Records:
★ ★ ★ ★ ★
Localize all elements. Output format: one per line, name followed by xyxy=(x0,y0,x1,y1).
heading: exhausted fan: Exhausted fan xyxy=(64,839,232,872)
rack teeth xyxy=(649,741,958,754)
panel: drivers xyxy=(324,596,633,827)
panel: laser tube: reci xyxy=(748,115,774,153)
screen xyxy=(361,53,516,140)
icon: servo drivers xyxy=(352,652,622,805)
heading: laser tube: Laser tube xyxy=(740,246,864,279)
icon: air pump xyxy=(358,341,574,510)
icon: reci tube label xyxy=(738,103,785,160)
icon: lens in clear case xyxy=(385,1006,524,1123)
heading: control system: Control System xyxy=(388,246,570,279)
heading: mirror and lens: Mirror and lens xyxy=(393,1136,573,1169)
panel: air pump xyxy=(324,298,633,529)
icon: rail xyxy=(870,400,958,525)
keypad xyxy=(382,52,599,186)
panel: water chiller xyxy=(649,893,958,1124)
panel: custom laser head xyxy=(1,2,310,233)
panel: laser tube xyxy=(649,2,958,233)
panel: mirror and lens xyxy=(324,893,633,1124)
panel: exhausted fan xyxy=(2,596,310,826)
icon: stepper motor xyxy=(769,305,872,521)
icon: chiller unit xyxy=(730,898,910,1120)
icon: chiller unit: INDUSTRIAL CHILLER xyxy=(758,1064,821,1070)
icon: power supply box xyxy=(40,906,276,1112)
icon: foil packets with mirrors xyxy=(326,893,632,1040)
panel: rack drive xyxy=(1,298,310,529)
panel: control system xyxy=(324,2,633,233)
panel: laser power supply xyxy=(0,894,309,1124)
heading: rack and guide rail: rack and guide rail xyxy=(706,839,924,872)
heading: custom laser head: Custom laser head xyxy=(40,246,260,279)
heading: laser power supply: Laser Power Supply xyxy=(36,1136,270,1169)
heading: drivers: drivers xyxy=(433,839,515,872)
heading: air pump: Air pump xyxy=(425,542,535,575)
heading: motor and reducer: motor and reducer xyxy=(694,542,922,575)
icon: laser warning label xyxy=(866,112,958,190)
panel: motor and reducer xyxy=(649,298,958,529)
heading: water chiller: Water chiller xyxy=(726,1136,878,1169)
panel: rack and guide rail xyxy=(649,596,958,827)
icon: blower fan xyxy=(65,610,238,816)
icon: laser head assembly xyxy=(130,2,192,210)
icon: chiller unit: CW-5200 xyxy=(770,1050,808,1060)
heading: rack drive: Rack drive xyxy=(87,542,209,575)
★ ★ ★ ★ ★
_TASK REQUIREMENTS_. Quote the data from its start through the line with "icon: chiller unit: CW-5200", including both of those lines.

_TASK RESPONSE_.
Localize all elements. Output format: one per line, name followed by xyxy=(x0,y0,x1,y1).
heading: exhausted fan: Exhausted fan xyxy=(64,839,232,872)
rack teeth xyxy=(649,741,958,754)
panel: drivers xyxy=(324,596,633,827)
panel: laser tube: reci xyxy=(748,115,774,153)
screen xyxy=(361,53,516,140)
icon: servo drivers xyxy=(352,652,622,805)
heading: laser tube: Laser tube xyxy=(740,246,864,279)
icon: air pump xyxy=(358,341,574,510)
icon: reci tube label xyxy=(738,103,785,160)
icon: lens in clear case xyxy=(385,1006,524,1123)
heading: control system: Control System xyxy=(388,246,570,279)
heading: mirror and lens: Mirror and lens xyxy=(393,1136,573,1169)
panel: air pump xyxy=(324,298,633,529)
icon: rail xyxy=(870,400,958,525)
keypad xyxy=(382,52,599,186)
panel: water chiller xyxy=(649,893,958,1124)
panel: custom laser head xyxy=(1,2,310,233)
panel: laser tube xyxy=(649,2,958,233)
panel: mirror and lens xyxy=(324,893,633,1124)
panel: exhausted fan xyxy=(2,596,310,826)
icon: stepper motor xyxy=(769,305,872,521)
icon: chiller unit xyxy=(730,898,910,1120)
icon: chiller unit: INDUSTRIAL CHILLER xyxy=(758,1064,821,1070)
icon: power supply box xyxy=(40,906,276,1112)
icon: foil packets with mirrors xyxy=(326,893,632,1040)
panel: rack drive xyxy=(1,298,310,529)
panel: control system xyxy=(324,2,633,233)
panel: laser power supply xyxy=(0,894,309,1124)
heading: rack and guide rail: rack and guide rail xyxy=(706,839,924,872)
heading: custom laser head: Custom laser head xyxy=(40,246,260,279)
heading: laser power supply: Laser Power Supply xyxy=(36,1136,270,1169)
heading: drivers: drivers xyxy=(433,839,515,872)
heading: air pump: Air pump xyxy=(425,542,535,575)
heading: motor and reducer: motor and reducer xyxy=(694,542,922,575)
icon: laser warning label xyxy=(866,112,958,190)
panel: motor and reducer xyxy=(649,298,958,529)
heading: water chiller: Water chiller xyxy=(726,1136,878,1169)
panel: rack and guide rail xyxy=(649,596,958,827)
icon: blower fan xyxy=(65,610,238,816)
icon: laser head assembly xyxy=(130,2,192,210)
icon: chiller unit: CW-5200 xyxy=(770,1050,808,1060)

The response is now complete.